== Instruction ==
Search the data for the word "implied" and copy every line where it occurs.
::: Source material :::
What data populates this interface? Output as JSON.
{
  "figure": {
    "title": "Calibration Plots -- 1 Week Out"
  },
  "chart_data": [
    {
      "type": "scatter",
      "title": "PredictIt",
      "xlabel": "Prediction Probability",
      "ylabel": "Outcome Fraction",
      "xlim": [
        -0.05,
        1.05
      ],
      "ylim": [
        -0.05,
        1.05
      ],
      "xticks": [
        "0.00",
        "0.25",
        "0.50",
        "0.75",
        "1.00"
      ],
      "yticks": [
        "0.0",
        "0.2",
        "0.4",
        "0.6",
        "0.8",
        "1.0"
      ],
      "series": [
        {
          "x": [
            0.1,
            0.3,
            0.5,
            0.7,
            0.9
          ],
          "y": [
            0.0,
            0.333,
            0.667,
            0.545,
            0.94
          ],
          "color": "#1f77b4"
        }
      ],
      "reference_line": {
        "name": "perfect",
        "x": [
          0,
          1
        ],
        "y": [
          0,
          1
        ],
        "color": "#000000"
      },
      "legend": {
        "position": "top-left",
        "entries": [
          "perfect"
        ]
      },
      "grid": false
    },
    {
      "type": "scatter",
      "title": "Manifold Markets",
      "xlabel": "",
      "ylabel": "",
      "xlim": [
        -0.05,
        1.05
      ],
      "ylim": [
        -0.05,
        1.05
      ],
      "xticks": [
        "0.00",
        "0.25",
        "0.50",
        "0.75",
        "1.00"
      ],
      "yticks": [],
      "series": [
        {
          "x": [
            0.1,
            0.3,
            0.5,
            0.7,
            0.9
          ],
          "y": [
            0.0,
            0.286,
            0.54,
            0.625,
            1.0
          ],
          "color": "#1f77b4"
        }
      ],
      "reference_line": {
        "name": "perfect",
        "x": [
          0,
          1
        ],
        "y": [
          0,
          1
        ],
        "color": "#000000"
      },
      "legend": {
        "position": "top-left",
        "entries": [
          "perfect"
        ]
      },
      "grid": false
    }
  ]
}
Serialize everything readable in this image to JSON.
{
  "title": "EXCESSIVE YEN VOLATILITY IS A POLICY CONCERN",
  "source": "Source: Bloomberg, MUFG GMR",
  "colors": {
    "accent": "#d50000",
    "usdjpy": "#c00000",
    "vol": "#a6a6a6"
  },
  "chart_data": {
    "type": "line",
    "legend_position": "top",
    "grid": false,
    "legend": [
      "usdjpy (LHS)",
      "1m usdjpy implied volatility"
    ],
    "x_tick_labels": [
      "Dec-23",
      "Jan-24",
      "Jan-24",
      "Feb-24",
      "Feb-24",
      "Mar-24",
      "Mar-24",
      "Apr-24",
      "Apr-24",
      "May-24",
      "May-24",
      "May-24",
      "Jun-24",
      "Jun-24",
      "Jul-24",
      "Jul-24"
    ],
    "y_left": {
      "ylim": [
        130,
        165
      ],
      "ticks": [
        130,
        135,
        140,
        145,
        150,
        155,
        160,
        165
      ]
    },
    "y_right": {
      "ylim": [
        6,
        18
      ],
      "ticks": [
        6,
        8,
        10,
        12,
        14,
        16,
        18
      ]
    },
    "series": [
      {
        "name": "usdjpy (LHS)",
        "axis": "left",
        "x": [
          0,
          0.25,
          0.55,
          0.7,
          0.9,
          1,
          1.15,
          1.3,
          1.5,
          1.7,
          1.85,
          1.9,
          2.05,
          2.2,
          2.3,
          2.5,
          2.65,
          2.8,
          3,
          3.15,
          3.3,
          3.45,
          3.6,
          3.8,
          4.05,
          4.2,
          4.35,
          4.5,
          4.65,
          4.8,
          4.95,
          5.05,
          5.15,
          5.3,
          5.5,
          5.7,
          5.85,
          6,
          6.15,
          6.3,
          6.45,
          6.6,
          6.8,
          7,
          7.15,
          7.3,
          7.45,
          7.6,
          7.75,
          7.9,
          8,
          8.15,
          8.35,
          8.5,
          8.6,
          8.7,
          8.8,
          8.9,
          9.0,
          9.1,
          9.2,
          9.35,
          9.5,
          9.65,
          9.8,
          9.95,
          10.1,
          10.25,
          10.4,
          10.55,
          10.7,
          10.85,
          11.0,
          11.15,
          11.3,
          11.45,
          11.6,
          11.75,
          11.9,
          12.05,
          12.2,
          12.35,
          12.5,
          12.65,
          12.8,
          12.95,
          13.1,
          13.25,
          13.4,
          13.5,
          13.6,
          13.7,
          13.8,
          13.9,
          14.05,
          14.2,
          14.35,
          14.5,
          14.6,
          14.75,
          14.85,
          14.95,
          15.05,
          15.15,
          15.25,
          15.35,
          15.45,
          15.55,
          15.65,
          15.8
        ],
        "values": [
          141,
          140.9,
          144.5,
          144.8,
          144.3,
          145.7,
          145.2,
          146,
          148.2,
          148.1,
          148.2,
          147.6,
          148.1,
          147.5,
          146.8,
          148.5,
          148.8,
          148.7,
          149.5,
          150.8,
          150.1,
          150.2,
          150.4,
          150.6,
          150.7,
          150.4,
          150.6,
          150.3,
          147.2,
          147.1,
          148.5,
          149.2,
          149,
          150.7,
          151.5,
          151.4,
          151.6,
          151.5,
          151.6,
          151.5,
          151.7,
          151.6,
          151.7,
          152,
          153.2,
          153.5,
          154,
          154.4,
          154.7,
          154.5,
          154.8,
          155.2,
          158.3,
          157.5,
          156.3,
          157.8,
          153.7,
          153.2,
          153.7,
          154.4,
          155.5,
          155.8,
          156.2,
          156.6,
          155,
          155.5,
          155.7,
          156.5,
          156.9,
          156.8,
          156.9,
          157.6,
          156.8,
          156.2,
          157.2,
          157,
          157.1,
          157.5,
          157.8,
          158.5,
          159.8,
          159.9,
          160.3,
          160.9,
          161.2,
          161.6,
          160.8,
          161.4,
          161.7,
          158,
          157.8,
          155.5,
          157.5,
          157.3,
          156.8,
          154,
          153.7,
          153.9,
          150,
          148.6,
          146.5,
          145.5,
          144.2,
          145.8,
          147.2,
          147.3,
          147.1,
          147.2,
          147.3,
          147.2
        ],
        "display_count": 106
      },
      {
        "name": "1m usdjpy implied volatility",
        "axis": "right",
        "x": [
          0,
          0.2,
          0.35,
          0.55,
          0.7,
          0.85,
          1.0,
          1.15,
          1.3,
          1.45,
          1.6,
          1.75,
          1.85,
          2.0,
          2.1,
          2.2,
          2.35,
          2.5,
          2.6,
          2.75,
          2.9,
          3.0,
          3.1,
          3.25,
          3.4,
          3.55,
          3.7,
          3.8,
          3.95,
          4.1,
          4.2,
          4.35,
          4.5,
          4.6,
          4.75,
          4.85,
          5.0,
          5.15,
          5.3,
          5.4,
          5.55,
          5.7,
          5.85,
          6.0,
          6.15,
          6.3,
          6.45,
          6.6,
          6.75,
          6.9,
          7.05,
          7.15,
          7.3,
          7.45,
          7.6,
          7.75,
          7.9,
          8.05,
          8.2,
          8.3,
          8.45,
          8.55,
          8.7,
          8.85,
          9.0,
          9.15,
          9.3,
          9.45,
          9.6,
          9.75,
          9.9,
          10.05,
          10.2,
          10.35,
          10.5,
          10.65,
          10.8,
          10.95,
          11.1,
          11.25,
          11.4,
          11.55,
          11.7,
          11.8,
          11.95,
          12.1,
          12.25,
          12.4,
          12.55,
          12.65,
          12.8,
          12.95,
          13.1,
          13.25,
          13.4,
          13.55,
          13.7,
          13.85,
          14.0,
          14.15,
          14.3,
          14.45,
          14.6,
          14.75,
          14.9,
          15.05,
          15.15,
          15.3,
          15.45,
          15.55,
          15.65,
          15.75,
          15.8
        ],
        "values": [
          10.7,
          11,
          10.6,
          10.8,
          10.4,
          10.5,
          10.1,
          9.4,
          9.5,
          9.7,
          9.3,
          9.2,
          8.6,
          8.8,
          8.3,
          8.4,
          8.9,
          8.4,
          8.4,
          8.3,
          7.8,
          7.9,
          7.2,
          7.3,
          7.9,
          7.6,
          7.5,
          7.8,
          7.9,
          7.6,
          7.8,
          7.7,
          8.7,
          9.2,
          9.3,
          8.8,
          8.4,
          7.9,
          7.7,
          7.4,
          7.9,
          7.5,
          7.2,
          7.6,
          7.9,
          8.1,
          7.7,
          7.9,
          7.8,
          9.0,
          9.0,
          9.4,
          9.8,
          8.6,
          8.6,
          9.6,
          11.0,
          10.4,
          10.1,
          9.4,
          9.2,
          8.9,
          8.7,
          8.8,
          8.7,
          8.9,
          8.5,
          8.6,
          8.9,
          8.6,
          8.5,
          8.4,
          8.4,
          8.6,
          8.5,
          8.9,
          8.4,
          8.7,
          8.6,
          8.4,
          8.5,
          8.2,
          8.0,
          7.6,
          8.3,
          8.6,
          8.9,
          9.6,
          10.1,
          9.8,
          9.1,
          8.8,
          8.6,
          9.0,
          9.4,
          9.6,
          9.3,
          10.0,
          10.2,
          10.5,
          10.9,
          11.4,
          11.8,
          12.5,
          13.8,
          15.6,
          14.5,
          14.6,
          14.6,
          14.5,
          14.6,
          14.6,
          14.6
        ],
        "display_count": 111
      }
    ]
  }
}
:::
== Reply to the task ==
      "1m usdjpy implied volatility"
        "name": "1m usdjpy implied volatility",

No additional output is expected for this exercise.